── Dataset records ──
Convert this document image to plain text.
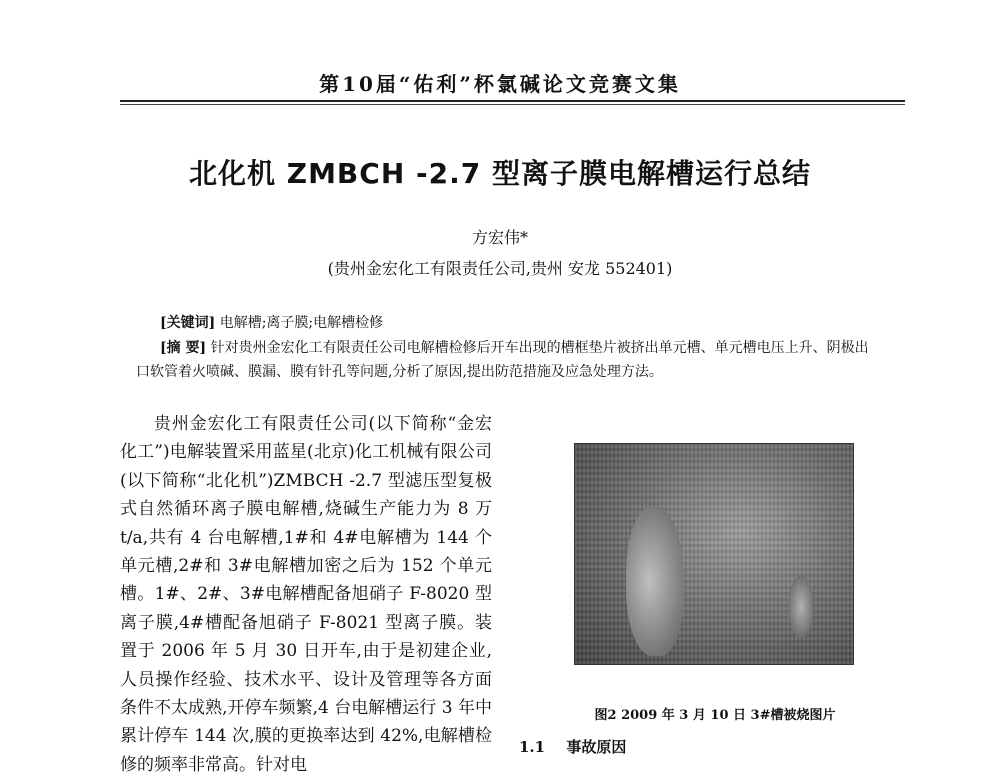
第10届“佑利”杯氯碱论文竞赛文集
北化机 ZMBCH -2.7 型离子膜电解槽运行总结
方宏伟*
(贵州金宏化工有限责任公司,贵州 安龙 552401)
[关键词] 电解槽;离子膜;电解槽检修
[摘 要] 针对贵州金宏化工有限责任公司电解槽检修后开车出现的槽框垫片被挤出单元槽、单元槽电压上升、阴极出口软管着火喷碱、膜漏、膜有针孔等问题,分析了原因,提出防范措施及应急处理方法。
贵州金宏化工有限责任公司(以下简称“金宏化工”)电解装置采用蓝星(北京)化工机械有限公司(以下简称“北化机”)ZMBCH -2.7 型滤压型复极式自然循环离子膜电解槽,烧碱生产能力为 8 万 t/a,共有 4 台电解槽,1#和 4#电解槽为 144 个单元槽,2#和 3#电解槽加密之后为 152 个单元槽。1#、2#、3#电解槽配备旭硝子 F-8020 型离子膜,4#槽配备旭硝子 F-8021 型离子膜。装置于 2006 年 5 月 30 日开车,由于是初建企业,人员操作经验、技术水平、设计及管理等各方面条件不太成熟,开停车频繁,4 台电解槽运行 3 年中累计停车 144 次,膜的更换率达到 42%,电解槽检修的频率非常高。针对电
图2 2009 年 3 月 10 日 3#槽被烧图片
1.1 事故原因
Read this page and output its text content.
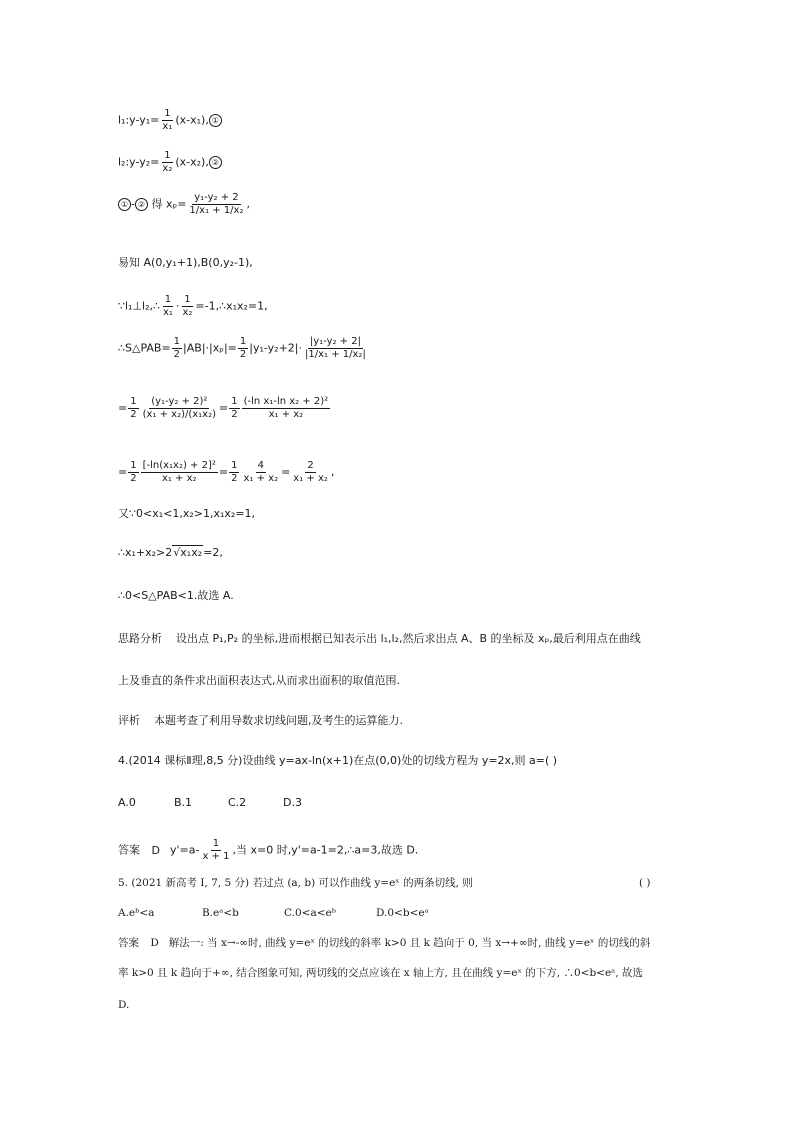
l₁:y-y₁= $\frac{1}{\text{x₁}} (x-x_1)$, ①
l₂:y-y₂= $\frac{1}{\text{x₂}} (x-x_2)$, ②
① - ② 得 $x_p= \frac{\text{y₁-y₂ + 2}}{\text{1/x₁ + 1/x₂}}$ ,
易知 A(0,y₁+1),B(0,y₂-1),
∵l₁⊥l₂,∴ $\frac{1}{\text{x₁}} \cdot \frac{1}{\text{x₂}}$ =-1,∴x₁x₂=1,
∴S△PAB= $\frac{1}{2} |AB|\cdot|x_p|= \frac{1}{2} |y_1-y_2+2|\cdot \frac{\text{|y₁-y₂ + 2|}}{\text{|1/x₁ + 1/x₂|}}$
= $\frac{1}{2} \frac{\text{(y₁-y₂ + 2)²}}{\text{(x₁ + x₂)/(x₁x₂)}} = \frac{1}{2} \frac{\text{(-ln x₁-ln x₂ + 2)²}}{\text{x₁ + x₂}}$
= $\frac{1}{2} \frac{\text{[-ln(x₁x₂) + 2]²}}{\text{x₁ + x₂}} = \frac{1}{2} \frac{4}{\text{x₁ + x₂}} = \frac{2}{\text{x₁ + x₂}}$ ,
又∵0<x₁<1,x₂>1,x₁x₂=1,
∴x₁+x₂>2√x₁x₂=2,
∴0<S△PAB<1.故选 A.
思路分析 设出点 P₁,P₂ 的坐标,进而根据已知表示出 l₁,l₂,然后求出点 A、B 的坐标及 xₚ,最后利用点在曲线
上及垂直的条件求出面积表达式,从而求出面积的取值范围.
评析 本题考查了利用导数求切线问题,及考生的运算能力.
4.(2014 课标Ⅱ理,8,5 分)设曲线 y=ax-ln(x+1)在点(0,0)处的切线方程为 y=2x,则 a=( )
A.0	B.1	C.2	D.3
答案 D $y'=a- \frac{1}{x + 1}$ ,当 x=0 时,y'=a-1=2,∴a=3,故选 D.
5. (2021 新高考 Ⅰ, 7, 5 分) 若过点 (a, b) 可以作曲线 y=eˣ 的两条切线, 则	( )
A.eᵇ<a	B.eᵃ<b	C.0<a<eᵇ	D.0<b<eᵃ
答案 D 解法一: 当 x→-∞时, 曲线 y=eˣ 的切线的斜率 k>0 且 k 趋向于 0, 当 x→+∞时, 曲线 y=eˣ 的切线的斜
率 k>0 且 k 趋向于+∞, 结合图象可知, 两切线的交点应该在 x 轴上方, 且在曲线 y=eˣ 的下方, ∴0<b<eᵃ, 故选
D.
───
## Exercise
Leave the pictures out and print the records above exactly as they stand.

## The solution
Convert this document image to plain text.
第10届“佑利”杯氯碱论文竞赛文集
北化机 ZMBCH -2.7 型离子膜电解槽运行总结
方宏伟*
(贵州金宏化工有限责任公司,贵州 安龙 552401)
[关键词] 电解槽;离子膜;电解槽检修
[摘 要] 针对贵州金宏化工有限责任公司电解槽检修后开车出现的槽框垫片被挤出单元槽、单元槽电压上升、阴极出口软管着火喷碱、膜漏、膜有针孔等问题,分析了原因,提出防范措施及应急处理方法。
贵州金宏化工有限责任公司(以下简称“金宏化工”)电解装置采用蓝星(北京)化工机械有限公司(以下简称“北化机”)ZMBCH -2.7 型滤压型复极式自然循环离子膜电解槽,烧碱生产能力为 8 万 t/a,共有 4 台电解槽,1#和 4#电解槽为 144 个单元槽,2#和 3#电解槽加密之后为 152 个单元槽。1#、2#、3#电解槽配备旭硝子 F-8020 型离子膜,4#槽配备旭硝子 F-8021 型离子膜。装置于 2006 年 5 月 30 日开车,由于是初建企业,人员操作经验、技术水平、设计及管理等各方面条件不太成熟,开停车频繁,4 台电解槽运行 3 年中累计停车 144 次,膜的更换率达到 42%,电解槽检修的频率非常高。针对电
图2 2009 年 3 月 10 日 3#槽被烧图片
1.1 事故原因
Read this page and output its text content.
l₁:y-y₁= $\frac{1}{\text{x₁}} (x-x_1)$, ①
l₂:y-y₂= $\frac{1}{\text{x₂}} (x-x_2)$, ②
① - ② 得 $x_p= \frac{\text{y₁-y₂ + 2}}{\text{1/x₁ + 1/x₂}}$ ,
易知 A(0,y₁+1),B(0,y₂-1),
∵l₁⊥l₂,∴ $\frac{1}{\text{x₁}} \cdot \frac{1}{\text{x₂}}$ =-1,∴x₁x₂=1,
∴S△PAB= $\frac{1}{2} |AB|\cdot|x_p|= \frac{1}{2} |y_1-y_2+2|\cdot \frac{\text{|y₁-y₂ + 2|}}{\text{|1/x₁ + 1/x₂|}}$
= $\frac{1}{2} \frac{\text{(y₁-y₂ + 2)²}}{\text{(x₁ + x₂)/(x₁x₂)}} = \frac{1}{2} \frac{\text{(-ln x₁-ln x₂ + 2)²}}{\text{x₁ + x₂}}$
= $\frac{1}{2} \frac{\text{[-ln(x₁x₂) + 2]²}}{\text{x₁ + x₂}} = \frac{1}{2} \frac{4}{\text{x₁ + x₂}} = \frac{2}{\text{x₁ + x₂}}$ ,
又∵0<x₁<1,x₂>1,x₁x₂=1,
∴x₁+x₂>2√x₁x₂=2,
∴0<S△PAB<1.故选 A.
思路分析 设出点 P₁,P₂ 的坐标,进而根据已知表示出 l₁,l₂,然后求出点 A、B 的坐标及 xₚ,最后利用点在曲线
上及垂直的条件求出面积表达式,从而求出面积的取值范围.
评析 本题考查了利用导数求切线问题,及考生的运算能力.
4.(2014 课标Ⅱ理,8,5 分)设曲线 y=ax-ln(x+1)在点(0,0)处的切线方程为 y=2x,则 a=( )
A.0	B.1	C.2	D.3
答案 D $y'=a- \frac{1}{x + 1}$ ,当 x=0 时,y'=a-1=2,∴a=3,故选 D.
5. (2021 新高考 Ⅰ, 7, 5 分) 若过点 (a, b) 可以作曲线 y=eˣ 的两条切线, 则	( )
A.eᵇ<a	B.eᵃ<b	C.0<a<eᵇ	D.0<b<eᵃ
答案 D 解法一: 当 x→-∞时, 曲线 y=eˣ 的切线的斜率 k>0 且 k 趋向于 0, 当 x→+∞时, 曲线 y=eˣ 的切线的斜
率 k>0 且 k 趋向于+∞, 结合图象可知, 两切线的交点应该在 x 轴上方, 且在曲线 y=eˣ 的下方, ∴0<b<eᵃ, 故选
D.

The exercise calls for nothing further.